SHORT EXERCISE — Reproduce the lines below verbatim, from the line that contains "reading-rec-title: 读者推荐 (52, 117, 84, 127)" through the line that contains "soldier-figure (275, 765, 289, 787)", with both of those lines included.

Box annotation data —
## Start

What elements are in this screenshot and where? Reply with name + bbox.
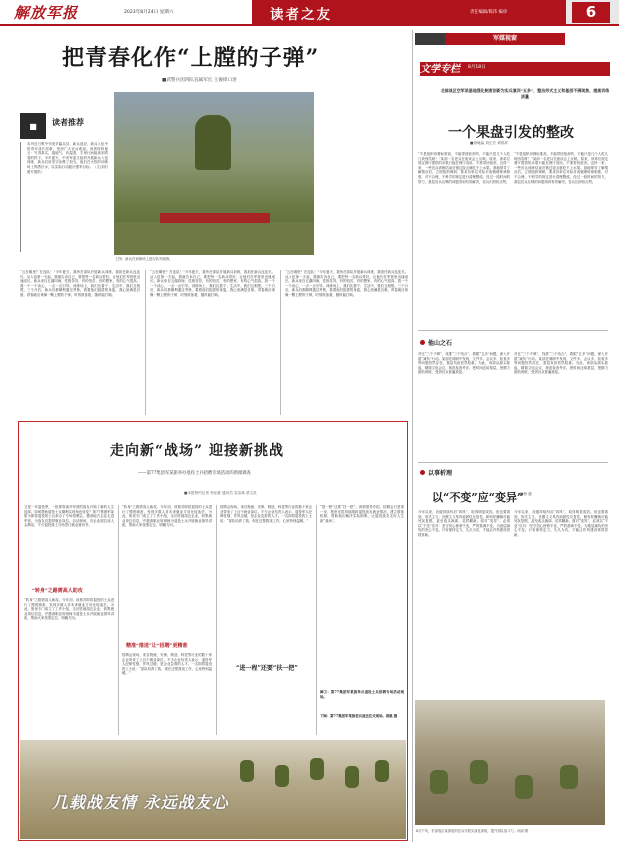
reading-rec-title: 读者推荐 (52, 117, 84, 127)
photo-caption: 上图：新兵在训练场上进行队列训练。 (115, 257, 173, 261)
column-rule (316, 505, 317, 735)
tag-accent (415, 33, 445, 45)
feature-note-1: 图①：第77集团军某旅举办退役士兵招聘专场活动现场。 (320, 690, 404, 699)
soldier-figure (430, 770, 448, 794)
feature-col1-intro: 又是一年退役季，一批即将离开军营的战友开始了新的人生选择。如何帮助退役士兵顺利实现角色转变？第77集团军某旅为即将退役的士兵举办了专场招聘会，邀请地方企业走进军营，为战友们提供就业岗位。活动现场，各企业展位前人头攒动，不少退役战士当场签订就业意向书。 (24, 505, 114, 528)
issue-date: 2023年8月24日 星期六 (124, 10, 174, 15)
feature-pull-quote: “进一程”还要“扶一把” (232, 662, 302, 673)
reading-rec-box (20, 142, 108, 252)
feature-subhead-1: “转身”之路需高人助攻 (32, 588, 83, 594)
feature-col3-body: 招聘会现场，来自物流、安保、制造、科技等行业的数十家企业带来了上百个就业岗位。不少企业负责人表示，退役军人纪律性强、作风过硬，是企业急需的人才。一名即将退役的上士说：“部队培养了我，现在还帮我找工作，心里特别温暖。” (220, 505, 312, 523)
right-headline-2: 以“不变”应“变异” (432, 491, 524, 504)
training-photo-caption: 8月下旬，东部战区某部组织官兵开展实战化训练，提升部队战斗力。孙丽 摄 (416, 829, 528, 833)
reading-rec-badge: ■ (20, 113, 46, 139)
right-body-col1: “不是组织用餐标准高，不能带回宿舍吗，不能只是几个人吃几块西瓜呀！”某部一名老兵在座谈会上反映。原来，该单位规定餐厅提供的水果只能在餐厅食用，不准带回宿舍。这样一来，一些官兵训练结束后错过饭点就吃不上水果。基地领导了解情况后，立即组织调研，要求各单位对标对表梳理规章制度，对不合理、不科学的规定进行清理整改。经过一段时间的努力，基层官兵反映的问题得到有效解决，官兵们纷纷点赞。 (418, 152, 510, 184)
section-bullet-icon (420, 470, 425, 475)
section-bullet-icon (420, 340, 425, 345)
column-date: 8月18日 (468, 65, 486, 70)
page-number: 6 (572, 2, 610, 23)
column-rule (118, 505, 119, 735)
newspaper-logo: 解放军报 (14, 4, 79, 22)
main-headline: 把青春化作“上膛的子弹” (62, 45, 320, 71)
right-headline: 一个果盘引发的整改 (448, 125, 574, 141)
soldier-figure (470, 760, 488, 784)
photo-banner (160, 213, 270, 223)
soldier-figure (275, 765, 289, 787)
photo-ground (114, 222, 314, 255)
feature-photo-slogan: 几载战友情 永远战友心 (52, 793, 229, 812)
section-title: 读者之友 (270, 7, 332, 23)
analysis-col2: 今年以来，各级持续纠治“四风”，取得明显成效。但也要看到，形式主义、官僚主义具有顽固性反复性，稍有松懈就可能死灰复燃，甚至改头换面、花样翻新。面对“变异”，必须以“不变”应对：坚守初心使命不变，严的基调不变，为基层减负的决心不变。只有保持定力、久久为功，才能让作风建设常抓常新。 (514, 510, 608, 537)
section-divider (418, 330, 608, 331)
main-byline: ■武警兵团四队直属军官 王俊锋口述 (162, 78, 237, 83)
column-rule (145, 270, 146, 415)
left-article-col3: “云在哪里？在连队！”今年夏天，我所在部队开展新兵训练，我担任新兵连连长。从入伍第一天起，我就告诉自己，要把每一名新兵带好，让他们在军营里迅速成长。新兵来自五湖四海，性格各异，有的怕苦，有的想家，有的心气很高。我一个一个谈心，一点一点引导。训练场上，我们比着干；生活中，我们互相帮。三个月后，新兵们都顺利通过考核，看着他们挺拔的身姿，我心里满是自豪。青春就应该像一颗上膛的子弹，时刻准备着，随时能打响。 (285, 270, 408, 297)
section-label-1: 他山之石 (428, 340, 453, 347)
feature-note-2: 下图：第77集团军某旅老兵退伍仪式现场。周姚 摄 (320, 714, 398, 718)
training-photo (415, 700, 605, 825)
soldier-figure (240, 760, 254, 782)
feature-col2-body: “转身”之路需高人助攻。今年初，该旅对即将退役的士兵进行了摸底调查，发现多数人对未来就业方向比较迷茫。为此，旅里专门成立了工作小组，走访驻地周边企业，收集就业岗位信息，并邀请职业规划师为退役士兵开展就业指导讲座，帮助大家找准定位、明确方向。 (122, 505, 212, 528)
feature-byline: ■本报特约记者 李佳豪 通讯员 袁洁林 蔡文武 (184, 491, 257, 495)
feature-col2-lower: 招聘会现场，来自物流、安保、制造、科技等行业的数十家企业带来了上百个就业岗位。不少企业负责人表示，退役军人纪律性强、作风过硬，是企业急需的人才。一名即将退役的上士说：“部队培养了我，现在还帮我找工作，心里特别温暖。” (122, 653, 212, 676)
section-label-2: 以事析理 (428, 470, 453, 477)
right-body-col2: “不是组织用餐标准高，不能带回宿舍吗，不能只是几个人吃几块西瓜呀！”某部一名老兵在座谈会上反映。原来，该单位规定餐厅提供的水果只能在餐厅食用，不准带回宿舍。这样一来，一些官兵训练结束后错过饭点就吃不上水果。基地领导了解情况后，立即组织调研，要求各单位对标对表梳理规章制度，对不合理、不科学的规定进行清理整改。经过一段时间的努力，基层官兵反映的问题得到有效解决，官兵们纷纷点赞。 (514, 152, 608, 184)
section-divider (418, 462, 608, 463)
soldier-figure (515, 775, 533, 799)
other-stone-col2: 对比“三个不够”，找准“三个结合”，着眼“五多”问题，深入开展“减负”行动。某部在调研中发现，文件多、会议多、检查多等问题仍然存在，基层负担依然较重。为此，该部从源头抓起，精简文电会议，规范检查考评，把时间还给基层，把精力留给训练，受到官兵普遍欢迎。 (514, 352, 608, 375)
right-column-rule (412, 30, 413, 842)
left-article-col1: “云在哪里？在连队！”今年夏天，我所在部队开展新兵训练，我担任新兵连连长。从入伍第一天起，我就告诉自己，要把每一名新兵带好，让他们在军营里迅速成长。新兵来自五湖四海，性格各异，有的怕苦，有的想家，有的心气很高。我一个一个谈心，一点一点引导。训练场上，我们比着干；生活中，我们互相帮。三个月后，新兵们都顺利通过考核，看着他们挺拔的身姿，我心里满是自豪。青春就应该像一颗上膛的子弹，时刻准备着，随时能打响。 (20, 270, 140, 297)
feature-subhead-2: 精准“推送”让“招聘”更精准 (126, 643, 188, 649)
soldier-figure (560, 765, 578, 789)
reading-rec-body: 本刊近日集中刊发多篇兵员、新兵适应、新兵入伍中的青年成长故事，受到广大官兵欢迎。读者纷纷留言：写得真实，接地气，有温度，字里行间能读到青春的样子。今年夏天，中央军委又组织开展新兵入伍训练，新兵们用坚守诠释了担当。他们在火热的训练场上挥洒汗水，以实际行动践行强军目标。（文/刘灯 照片提供） (27, 142, 108, 174)
feature-headline: 走向新“战场” 迎接新挑战 (110, 443, 284, 459)
media-window-tag: 军媒视窗 (445, 33, 565, 45)
left-article-col2: “云在哪里？在连队！”今年夏天，我所在部队开展新兵训练，我担任新兵连连长。从入伍第一天起，我就告诉自己，要把每一名新兵带好，让他们在军营里迅速成长。新兵来自五湖四海，性格各异，有的怕苦，有的想家，有的心气很高。我一个一个谈心，一点一点引导。训练场上，我们比着干；生活中，我们互相帮。三个月后，新兵们都顺利通过考核，看着他们挺拔的身姿，我心里满是自豪。青春就应该像一颗上膛的子弹，时刻准备着，随时能打响。 (150, 270, 275, 297)
feature-subtitle: ——第77集团军某旅举办退役士兵招聘专场活动的新闻调查 (138, 471, 251, 476)
other-stone-col1: 对比“三个不够”，找准“三个结合”，着眼“五多”问题，深入开展“减负”行动。某部在调研中发现，文件多、会议多、检查多等问题仍然存在，基层负担依然较重。为此，该部从源头抓起，精简文电会议，规范检查考评，把时间还给基层，把精力留给训练，受到官兵普遍欢迎。 (418, 352, 510, 375)
right-subtitle: 北部战区空军某基地强化制度创新为实兵演训“五多”，整治形式主义和基层不满现象，提高训练质量 (440, 88, 610, 99)
soldier-figure (375, 760, 389, 782)
analysis-col1: 今年以来，各级持续纠治“四风”，取得明显成效。但也要看到，形式主义、官僚主义具有顽固性反复性，稍有松懈就可能死灰复燃，甚至改头换面、花样翻新。面对“变异”，必须以“不变”应对：坚守初心使命不变，严的基调不变，为基层减负的决心不变。只有保持定力、久久为功，才能让作风建设常抓常新。 (418, 510, 510, 537)
right-byline-2: ■杨 越 (520, 492, 532, 496)
feature-col1-body: “转身”之路需高人助攻。今年初，该旅对即将退役的士兵进行了摸底调查，发现多数人对未来就业方向比较迷茫。为此，旅里专门成立了工作小组，走访驻地周边企业，收集就业岗位信息，并邀请职业规划师为退役士兵开展就业指导讲座，帮助大家找准定位、明确方向。 (24, 598, 114, 621)
column-rule (280, 270, 281, 415)
editor-credit: 责任编辑/陈伟 编审 (470, 10, 508, 15)
soldier-figure (195, 115, 231, 170)
column-rule (216, 505, 217, 735)
column-logo: 文学专栏 (420, 64, 460, 75)
feature-col4-body: “进一程”还要“扶一把”。该旅领导介绍，招聘会只是第一步，旅里还将持续跟踪退役战友就业情况，建立联系机制，帮助他们解决实际困难，让退役战友走好人生新“战场”。 (320, 505, 404, 523)
right-byline: ■徐晓淼 刘正宏 黄锦祥 (470, 141, 509, 145)
soldier-figure (345, 766, 359, 788)
soldier-figure (310, 758, 324, 780)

## End

COMPLETED TASK —
reading-rec-title: 读者推荐 (52, 117, 84, 127)
photo-caption: 上图：新兵在训练场上进行队列训练。 (115, 257, 173, 261)
column-rule (316, 505, 317, 735)
tag-accent (415, 33, 445, 45)
feature-note-1: 图①：第77集团军某旅举办退役士兵招聘专场活动现场。 (320, 690, 404, 699)
soldier-figure (430, 770, 448, 794)
feature-col1-intro: 又是一年退役季，一批即将离开军营的战友开始了新的人生选择。如何帮助退役士兵顺利实现角色转变？第77集团军某旅为即将退役的士兵举办了专场招聘会，邀请地方企业走进军营，为战友们提供就业岗位。活动现场，各企业展位前人头攒动，不少退役战士当场签订就业意向书。 (24, 505, 114, 528)
issue-date: 2023年8月24日 星期六 (124, 10, 174, 15)
feature-pull-quote: “进一程”还要“扶一把” (232, 662, 302, 673)
reading-rec-box (20, 142, 108, 252)
feature-subhead-1: “转身”之路需高人助攻 (32, 588, 83, 594)
feature-col3-body: 招聘会现场，来自物流、安保、制造、科技等行业的数十家企业带来了上百个就业岗位。不少企业负责人表示，退役军人纪律性强、作风过硬，是企业急需的人才。一名即将退役的上士说：“部队培养了我，现在还帮我找工作，心里特别温暖。” (220, 505, 312, 523)
right-headline-2: 以“不变”应“变异” (432, 491, 524, 504)
training-photo-caption: 8月下旬，东部战区某部组织官兵开展实战化训练，提升部队战斗力。孙丽 摄 (416, 829, 528, 833)
reading-rec-badge: ■ (20, 113, 46, 139)
right-body-col1: “不是组织用餐标准高，不能带回宿舍吗，不能只是几个人吃几块西瓜呀！”某部一名老兵在座谈会上反映。原来，该单位规定餐厅提供的水果只能在餐厅食用，不准带回宿舍。这样一来，一些官兵训练结束后错过饭点就吃不上水果。基地领导了解情况后，立即组织调研，要求各单位对标对表梳理规章制度，对不合理、不科学的规定进行清理整改。经过一段时间的努力，基层官兵反映的问题得到有效解决，官兵们纷纷点赞。 (418, 152, 510, 184)
section-bullet-icon (420, 470, 425, 475)
section-bullet-icon (420, 340, 425, 345)
column-date: 8月18日 (468, 65, 486, 70)
page-number: 6 (572, 2, 610, 23)
column-rule (118, 505, 119, 735)
newspaper-logo: 解放军报 (14, 4, 79, 22)
main-headline: 把青春化作“上膛的子弹” (62, 45, 320, 71)
right-headline: 一个果盘引发的整改 (448, 125, 574, 141)
soldier-figure (470, 760, 488, 784)
photo-banner (160, 213, 270, 223)
soldier-figure (275, 765, 289, 787)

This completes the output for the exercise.